-- Record set --
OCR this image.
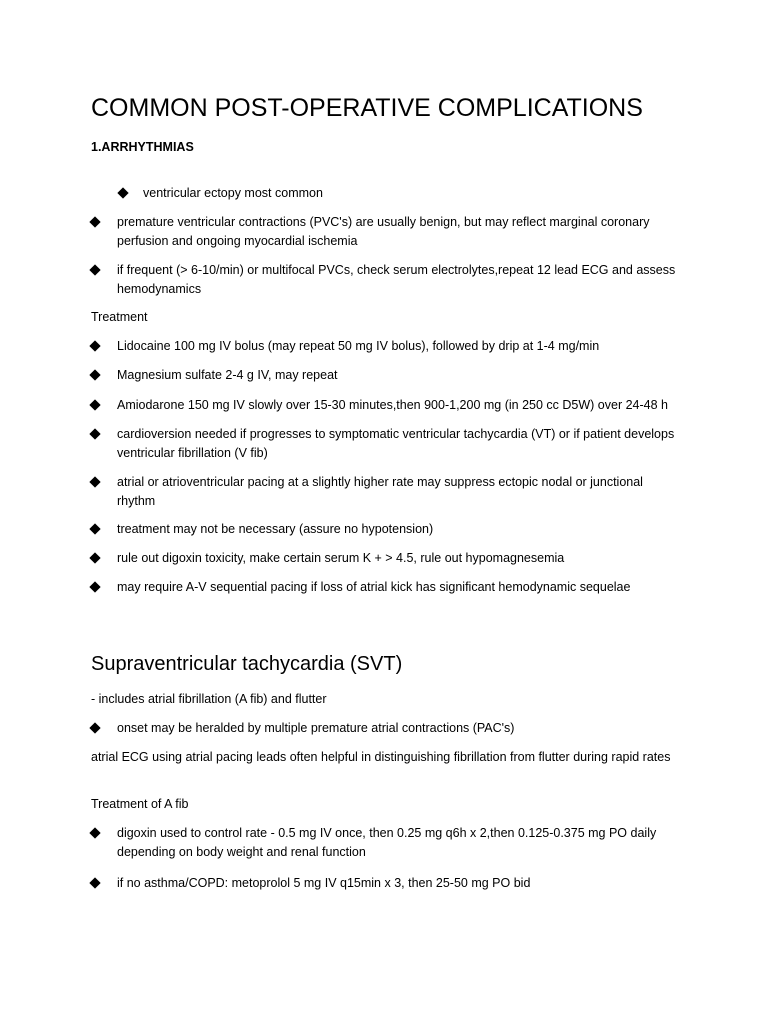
COMMON POST-OPERATIVE COMPLICATIONS
1.ARRHYTHMIAS
ventricular ectopy most common
premature ventricular contractions (PVC's) are usually benign, but may reflect marginal coronary perfusion and ongoing myocardial ischemia
if frequent (> 6-10/min) or multifocal PVCs, check serum electrolytes,repeat 12 lead ECG and assess hemodynamics
Treatment
Lidocaine 100 mg IV bolus (may repeat 50 mg IV bolus), followed by drip at 1-4 mg/min
Magnesium sulfate 2-4 g IV, may repeat
Amiodarone 150 mg IV slowly over 15-30 minutes,then 900-1,200 mg (in 250 cc D5W) over 24-48 h
cardioversion needed if progresses to symptomatic ventricular tachycardia (VT) or if patient develops ventricular fibrillation (V fib)
atrial or atrioventricular pacing at a slightly higher rate may suppress ectopic nodal or junctional rhythm
treatment may not be necessary (assure no hypotension)
rule out digoxin toxicity, make certain serum K + > 4.5, rule out hypomagnesemia
may require A-V sequential pacing if loss of atrial kick has significant hemodynamic sequelae
Supraventricular tachycardia (SVT)
- includes atrial fibrillation (A fib) and flutter
onset may be heralded by multiple premature atrial contractions (PAC's)
atrial ECG using atrial pacing leads often helpful in distinguishing fibrillation from flutter during rapid rates
Treatment of A fib
digoxin used to control rate - 0.5 mg IV once, then 0.25 mg q6h x 2,then 0.125-0.375 mg PO daily depending on body weight and renal function
if no asthma/COPD: metoprolol 5 mg IV q15min x 3, then 25-50 mg PO bid
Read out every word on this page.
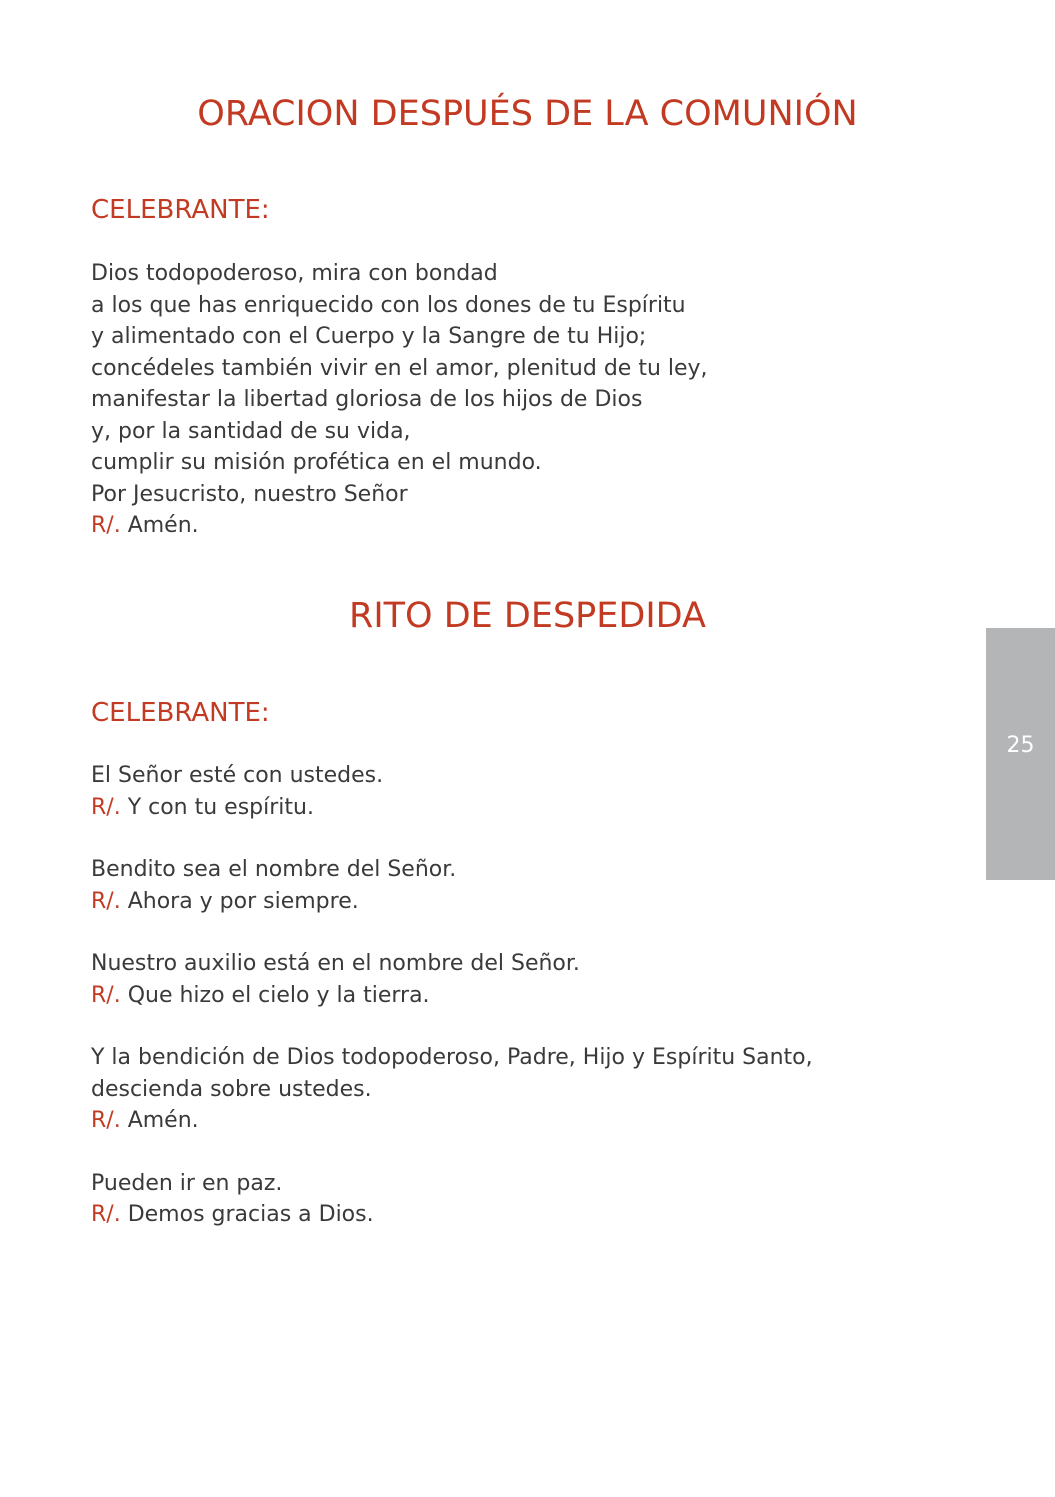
ORACION DESPUÉS DE LA COMUNIÓN
CELEBRANTE:
Dios todopoderoso, mira con bondad
a los que has enriquecido con los dones de tu Espíritu
y alimentado con el Cuerpo y la Sangre de tu Hijo;
concédeles también vivir en el amor, plenitud de tu ley,
manifestar la libertad gloriosa de los hijos de Dios
y, por la santidad de su vida,
cumplir su misión profética en el mundo.
Por Jesucristo, nuestro Señor
R/. Amén.
RITO DE DESPEDIDA
CELEBRANTE:
El Señor esté con ustedes.
R/. Y con tu espíritu.
Bendito sea el nombre del Señor.
R/. Ahora y por siempre.
Nuestro auxilio está en el nombre del Señor.
R/. Que hizo el cielo y la tierra.
Y la bendición de Dios todopoderoso, Padre, Hijo y Espíritu Santo,
descienda sobre ustedes.
R/. Amén.
Pueden ir en paz.
R/. Demos gracias a Dios.
25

-- What to work on --
Gather each line of the records holding the string "pacing".

-- Solution to this task --
atrial or atrioventricular pacing at a slightly higher rate may suppress ectopic nodal or junctional rhythm
may require A-V sequential pacing if loss of atrial kick has significant hemodynamic sequelae
atrial ECG using atrial pacing leads often helpful in distinguishing fibrillation from flutter during rapid rates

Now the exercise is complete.